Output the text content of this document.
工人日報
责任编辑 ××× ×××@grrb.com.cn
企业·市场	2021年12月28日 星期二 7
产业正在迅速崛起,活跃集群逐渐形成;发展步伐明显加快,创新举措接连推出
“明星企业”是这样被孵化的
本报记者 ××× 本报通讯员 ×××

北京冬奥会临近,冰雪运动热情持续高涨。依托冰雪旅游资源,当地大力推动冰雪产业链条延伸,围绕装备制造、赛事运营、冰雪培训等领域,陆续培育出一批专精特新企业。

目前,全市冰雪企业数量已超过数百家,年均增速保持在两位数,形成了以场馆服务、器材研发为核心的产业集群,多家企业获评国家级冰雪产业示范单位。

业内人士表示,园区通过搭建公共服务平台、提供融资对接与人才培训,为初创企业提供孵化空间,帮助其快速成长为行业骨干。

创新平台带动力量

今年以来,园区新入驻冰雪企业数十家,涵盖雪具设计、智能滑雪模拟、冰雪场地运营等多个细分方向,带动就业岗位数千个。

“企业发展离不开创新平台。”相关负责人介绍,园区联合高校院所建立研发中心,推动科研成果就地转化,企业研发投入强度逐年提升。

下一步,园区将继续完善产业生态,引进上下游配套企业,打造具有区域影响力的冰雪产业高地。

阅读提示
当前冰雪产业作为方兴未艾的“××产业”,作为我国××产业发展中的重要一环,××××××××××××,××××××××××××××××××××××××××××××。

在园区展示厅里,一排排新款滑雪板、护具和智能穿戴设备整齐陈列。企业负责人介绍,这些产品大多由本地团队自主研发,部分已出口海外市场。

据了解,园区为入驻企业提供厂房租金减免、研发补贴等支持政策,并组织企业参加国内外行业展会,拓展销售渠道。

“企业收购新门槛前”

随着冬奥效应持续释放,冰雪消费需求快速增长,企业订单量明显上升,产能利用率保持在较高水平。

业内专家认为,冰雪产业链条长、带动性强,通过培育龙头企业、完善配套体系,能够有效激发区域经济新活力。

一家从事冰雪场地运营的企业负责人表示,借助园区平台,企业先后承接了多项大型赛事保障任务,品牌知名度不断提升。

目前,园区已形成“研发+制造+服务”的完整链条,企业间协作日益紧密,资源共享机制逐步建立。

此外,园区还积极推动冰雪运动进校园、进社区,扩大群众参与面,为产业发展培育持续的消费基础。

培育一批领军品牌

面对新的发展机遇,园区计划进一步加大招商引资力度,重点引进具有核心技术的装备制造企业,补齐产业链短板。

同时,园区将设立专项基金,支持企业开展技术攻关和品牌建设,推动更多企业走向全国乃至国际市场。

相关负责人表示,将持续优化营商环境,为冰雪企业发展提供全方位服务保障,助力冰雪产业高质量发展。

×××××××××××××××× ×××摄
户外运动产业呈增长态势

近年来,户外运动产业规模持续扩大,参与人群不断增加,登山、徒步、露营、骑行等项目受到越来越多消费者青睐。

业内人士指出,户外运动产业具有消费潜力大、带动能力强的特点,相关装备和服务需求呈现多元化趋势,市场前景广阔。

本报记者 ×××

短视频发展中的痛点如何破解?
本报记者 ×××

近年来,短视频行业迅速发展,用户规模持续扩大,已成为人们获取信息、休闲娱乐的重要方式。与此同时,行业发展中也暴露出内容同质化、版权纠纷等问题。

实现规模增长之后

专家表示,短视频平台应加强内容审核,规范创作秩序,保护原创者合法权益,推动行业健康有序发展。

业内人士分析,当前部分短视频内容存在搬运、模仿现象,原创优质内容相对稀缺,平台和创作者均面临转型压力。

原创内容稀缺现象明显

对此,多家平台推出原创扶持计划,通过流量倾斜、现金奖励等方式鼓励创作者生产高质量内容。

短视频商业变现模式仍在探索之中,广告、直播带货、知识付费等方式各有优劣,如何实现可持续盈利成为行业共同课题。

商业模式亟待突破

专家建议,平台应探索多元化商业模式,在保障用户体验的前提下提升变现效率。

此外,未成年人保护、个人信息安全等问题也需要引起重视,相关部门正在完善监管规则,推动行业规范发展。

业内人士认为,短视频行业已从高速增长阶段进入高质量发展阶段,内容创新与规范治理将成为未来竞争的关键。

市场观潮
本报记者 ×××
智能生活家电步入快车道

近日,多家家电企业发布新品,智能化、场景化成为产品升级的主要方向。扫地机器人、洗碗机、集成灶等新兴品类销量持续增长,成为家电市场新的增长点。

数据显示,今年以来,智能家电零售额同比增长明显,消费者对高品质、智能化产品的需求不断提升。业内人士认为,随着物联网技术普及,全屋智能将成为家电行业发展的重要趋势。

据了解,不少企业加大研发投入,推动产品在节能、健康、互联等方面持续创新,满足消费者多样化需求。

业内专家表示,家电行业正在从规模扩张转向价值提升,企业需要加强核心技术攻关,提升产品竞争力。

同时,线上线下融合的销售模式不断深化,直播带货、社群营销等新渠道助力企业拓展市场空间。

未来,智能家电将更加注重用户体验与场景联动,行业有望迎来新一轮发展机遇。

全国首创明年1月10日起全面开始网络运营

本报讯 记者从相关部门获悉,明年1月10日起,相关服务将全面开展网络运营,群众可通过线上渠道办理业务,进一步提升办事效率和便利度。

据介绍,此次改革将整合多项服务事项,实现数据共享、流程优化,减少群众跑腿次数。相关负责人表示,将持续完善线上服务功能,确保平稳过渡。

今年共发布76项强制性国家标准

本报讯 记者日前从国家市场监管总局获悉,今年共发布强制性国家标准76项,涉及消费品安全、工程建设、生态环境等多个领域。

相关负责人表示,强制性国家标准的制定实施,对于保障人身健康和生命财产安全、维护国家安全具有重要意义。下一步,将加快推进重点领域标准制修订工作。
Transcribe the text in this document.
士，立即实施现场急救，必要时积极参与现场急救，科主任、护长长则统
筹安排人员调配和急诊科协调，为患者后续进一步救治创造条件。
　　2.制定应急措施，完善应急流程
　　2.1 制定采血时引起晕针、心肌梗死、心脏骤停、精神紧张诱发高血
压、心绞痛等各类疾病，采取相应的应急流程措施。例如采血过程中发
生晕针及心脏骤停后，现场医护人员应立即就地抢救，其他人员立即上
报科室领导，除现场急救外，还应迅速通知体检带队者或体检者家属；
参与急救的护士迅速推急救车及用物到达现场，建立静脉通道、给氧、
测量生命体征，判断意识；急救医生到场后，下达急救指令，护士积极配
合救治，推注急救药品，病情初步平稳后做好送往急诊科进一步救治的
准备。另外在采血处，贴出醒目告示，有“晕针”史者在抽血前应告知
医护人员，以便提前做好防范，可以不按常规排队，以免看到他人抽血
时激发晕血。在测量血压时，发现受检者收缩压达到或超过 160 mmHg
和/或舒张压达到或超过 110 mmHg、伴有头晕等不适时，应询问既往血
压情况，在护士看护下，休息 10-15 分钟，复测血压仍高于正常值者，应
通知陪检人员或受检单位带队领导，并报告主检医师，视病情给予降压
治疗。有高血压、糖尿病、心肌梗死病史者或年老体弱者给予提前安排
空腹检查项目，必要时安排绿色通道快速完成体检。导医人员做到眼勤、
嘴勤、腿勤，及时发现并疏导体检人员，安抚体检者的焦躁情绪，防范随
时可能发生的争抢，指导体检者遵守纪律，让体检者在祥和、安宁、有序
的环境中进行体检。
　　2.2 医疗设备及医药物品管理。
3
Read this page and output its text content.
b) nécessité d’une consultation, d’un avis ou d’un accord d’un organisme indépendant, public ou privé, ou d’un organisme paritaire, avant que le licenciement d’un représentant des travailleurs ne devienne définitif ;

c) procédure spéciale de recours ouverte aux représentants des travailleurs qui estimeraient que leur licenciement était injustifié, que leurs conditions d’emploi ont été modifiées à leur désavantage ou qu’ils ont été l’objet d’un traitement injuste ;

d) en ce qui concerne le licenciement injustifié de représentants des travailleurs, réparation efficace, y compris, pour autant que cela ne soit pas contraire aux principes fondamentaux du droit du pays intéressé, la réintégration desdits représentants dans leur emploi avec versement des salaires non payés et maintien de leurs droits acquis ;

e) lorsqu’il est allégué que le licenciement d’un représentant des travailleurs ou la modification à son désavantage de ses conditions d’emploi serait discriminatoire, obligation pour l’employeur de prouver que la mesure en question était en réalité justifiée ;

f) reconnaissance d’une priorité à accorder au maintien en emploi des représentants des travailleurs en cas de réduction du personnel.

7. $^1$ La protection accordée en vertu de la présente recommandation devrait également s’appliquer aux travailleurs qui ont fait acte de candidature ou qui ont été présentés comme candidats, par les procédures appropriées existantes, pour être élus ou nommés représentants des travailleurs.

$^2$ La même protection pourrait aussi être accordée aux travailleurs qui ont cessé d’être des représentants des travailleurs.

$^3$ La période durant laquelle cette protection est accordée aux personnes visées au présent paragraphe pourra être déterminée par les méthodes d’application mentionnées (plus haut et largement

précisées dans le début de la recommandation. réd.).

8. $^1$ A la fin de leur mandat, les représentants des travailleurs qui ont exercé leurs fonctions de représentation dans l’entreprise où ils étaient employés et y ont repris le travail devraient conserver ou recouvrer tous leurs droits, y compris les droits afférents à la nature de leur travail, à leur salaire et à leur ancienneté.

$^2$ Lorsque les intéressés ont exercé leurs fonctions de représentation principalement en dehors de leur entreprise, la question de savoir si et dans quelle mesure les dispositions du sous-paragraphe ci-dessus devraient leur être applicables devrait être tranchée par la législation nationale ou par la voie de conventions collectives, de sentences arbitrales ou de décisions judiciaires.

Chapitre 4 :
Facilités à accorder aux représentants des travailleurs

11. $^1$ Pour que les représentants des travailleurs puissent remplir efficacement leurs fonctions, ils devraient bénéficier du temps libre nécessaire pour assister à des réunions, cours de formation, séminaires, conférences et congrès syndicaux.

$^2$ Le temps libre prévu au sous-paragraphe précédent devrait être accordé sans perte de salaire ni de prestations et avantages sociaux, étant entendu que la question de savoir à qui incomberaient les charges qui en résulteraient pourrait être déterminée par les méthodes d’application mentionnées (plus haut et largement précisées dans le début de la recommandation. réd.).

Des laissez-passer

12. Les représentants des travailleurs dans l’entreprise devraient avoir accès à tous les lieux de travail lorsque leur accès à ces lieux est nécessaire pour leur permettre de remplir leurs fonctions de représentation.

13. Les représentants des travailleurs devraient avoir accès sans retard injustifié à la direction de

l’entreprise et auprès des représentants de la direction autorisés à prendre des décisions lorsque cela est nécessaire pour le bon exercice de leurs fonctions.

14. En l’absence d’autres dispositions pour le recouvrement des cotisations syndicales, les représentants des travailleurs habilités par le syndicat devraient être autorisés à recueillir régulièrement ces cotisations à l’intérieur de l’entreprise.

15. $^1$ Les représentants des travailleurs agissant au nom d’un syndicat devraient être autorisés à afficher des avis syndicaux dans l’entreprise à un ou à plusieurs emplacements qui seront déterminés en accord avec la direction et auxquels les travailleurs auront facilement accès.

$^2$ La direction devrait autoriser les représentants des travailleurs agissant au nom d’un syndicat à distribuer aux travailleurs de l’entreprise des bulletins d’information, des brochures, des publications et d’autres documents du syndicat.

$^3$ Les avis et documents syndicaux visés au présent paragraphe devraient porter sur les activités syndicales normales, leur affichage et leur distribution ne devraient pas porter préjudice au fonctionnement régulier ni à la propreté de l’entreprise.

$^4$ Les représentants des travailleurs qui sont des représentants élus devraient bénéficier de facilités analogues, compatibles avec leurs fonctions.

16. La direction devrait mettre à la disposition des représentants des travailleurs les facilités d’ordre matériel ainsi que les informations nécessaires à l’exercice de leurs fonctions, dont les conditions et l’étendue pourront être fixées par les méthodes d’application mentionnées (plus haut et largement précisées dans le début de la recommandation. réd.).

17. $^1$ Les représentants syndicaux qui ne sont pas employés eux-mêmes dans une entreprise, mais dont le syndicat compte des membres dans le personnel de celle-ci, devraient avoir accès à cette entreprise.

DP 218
•••••
_Exercise brief_
Pick out every line of the listing containing the word "直播带货", and show those lines.

_Response for this exercise_
短视频商业变现模式仍在探索之中,广告、直播带货、知识付费等方式各有优劣,如何实现可持续盈利成为行业共同课题。
同时,线上线下融合的销售模式不断深化,直播带货、社群营销等新渠道助力企业拓展市场空间。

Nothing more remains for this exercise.